Dataset records on visual material:
-----

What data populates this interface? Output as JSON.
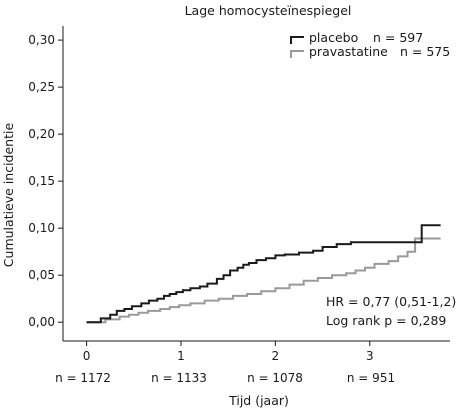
{
  "chart_data": {
    "type": "line",
    "title": "Lage homocysteïnespiegel",
    "xlabel": "Tijd (jaar)",
    "ylabel": "Cumulatieve incidentie",
    "xlim": [
      -0.25,
      3.85
    ],
    "ylim": [
      -0.02,
      0.315
    ],
    "x_ticks": [
      0,
      1,
      2,
      3
    ],
    "y_ticks": [
      0.0,
      0.05,
      0.1,
      0.15,
      0.2,
      0.25,
      0.3
    ],
    "y_tick_labels": [
      "0,00",
      "0,05",
      "0,10",
      "0,15",
      "0,20",
      "0,25",
      "0,30"
    ],
    "legend_position": "top-right",
    "series": [
      {
        "name": "placebo",
        "n_label": "n = 597",
        "color": "#1a1a1a",
        "x": [
          0,
          0.15,
          0.25,
          0.32,
          0.4,
          0.48,
          0.58,
          0.66,
          0.75,
          0.82,
          0.88,
          0.95,
          1.02,
          1.1,
          1.2,
          1.28,
          1.38,
          1.45,
          1.52,
          1.6,
          1.66,
          1.72,
          1.8,
          1.9,
          2.0,
          2.1,
          2.25,
          2.4,
          2.5,
          2.65,
          2.8,
          3.0,
          3.2,
          3.4,
          3.55,
          3.75
        ],
        "y": [
          0,
          0.004,
          0.008,
          0.012,
          0.014,
          0.017,
          0.02,
          0.023,
          0.025,
          0.028,
          0.03,
          0.032,
          0.034,
          0.036,
          0.038,
          0.041,
          0.046,
          0.05,
          0.055,
          0.058,
          0.061,
          0.063,
          0.066,
          0.068,
          0.071,
          0.072,
          0.074,
          0.076,
          0.08,
          0.083,
          0.085,
          0.085,
          0.085,
          0.085,
          0.103,
          0.103
        ]
      },
      {
        "name": "pravastatine",
        "n_label": "n = 575",
        "color": "#9a9a9a",
        "x": [
          0,
          0.2,
          0.35,
          0.45,
          0.55,
          0.65,
          0.78,
          0.88,
          0.98,
          1.1,
          1.25,
          1.4,
          1.55,
          1.7,
          1.85,
          2.0,
          2.15,
          2.3,
          2.45,
          2.6,
          2.75,
          2.85,
          2.95,
          3.05,
          3.2,
          3.3,
          3.4,
          3.48,
          3.75
        ],
        "y": [
          0,
          0.003,
          0.006,
          0.008,
          0.01,
          0.012,
          0.014,
          0.016,
          0.018,
          0.02,
          0.023,
          0.025,
          0.028,
          0.03,
          0.033,
          0.036,
          0.04,
          0.044,
          0.047,
          0.05,
          0.052,
          0.055,
          0.058,
          0.062,
          0.065,
          0.07,
          0.075,
          0.089,
          0.089
        ]
      }
    ],
    "annotations": [
      "HR = 0,77 (0,51-1,2)",
      "Log rank p = 0,289"
    ],
    "numbers_at_risk": [
      "n = 1172",
      "n = 1133",
      "n = 1078",
      "n = 951"
    ]
  }
}
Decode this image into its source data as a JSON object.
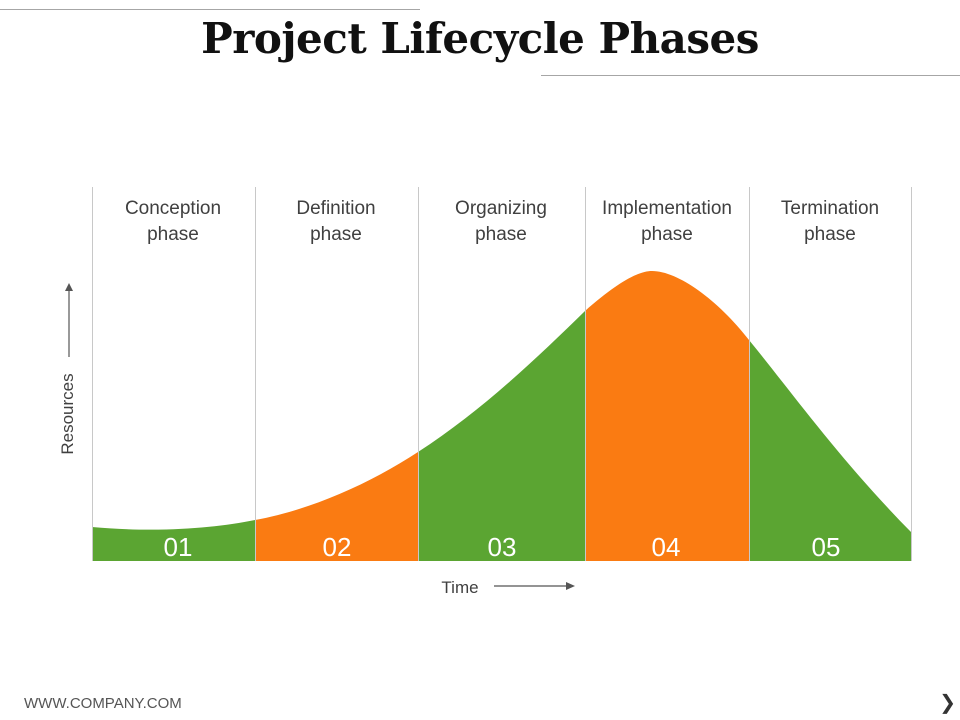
{
  "title": "Project Lifecycle Phases",
  "axes": {
    "y_label": "Resources",
    "x_label": "Time"
  },
  "phases": [
    {
      "number": "01",
      "line1": "Conception",
      "line2": "phase",
      "color": "#5ba532"
    },
    {
      "number": "02",
      "line1": "Definition",
      "line2": "phase",
      "color": "#fa7b12"
    },
    {
      "number": "03",
      "line1": "Organizing",
      "line2": "phase",
      "color": "#5ba532"
    },
    {
      "number": "04",
      "line1": "Implementation",
      "line2": "phase",
      "color": "#fa7b12"
    },
    {
      "number": "05",
      "line1": "Termination",
      "line2": "phase",
      "color": "#5ba532"
    }
  ],
  "footer": {
    "website": "WWW.COMPANY.COM",
    "next_icon": "chevron-right-icon"
  },
  "colors": {
    "green": "#5ba532",
    "orange": "#fa7b12",
    "divider": "#c8c8c8",
    "text": "#404040"
  }
}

-----

Stated problem: Show all lines above holding "this".

Response below:
What data populates this interface? Output as JSON.
Decode this image into its source data as a JSON object.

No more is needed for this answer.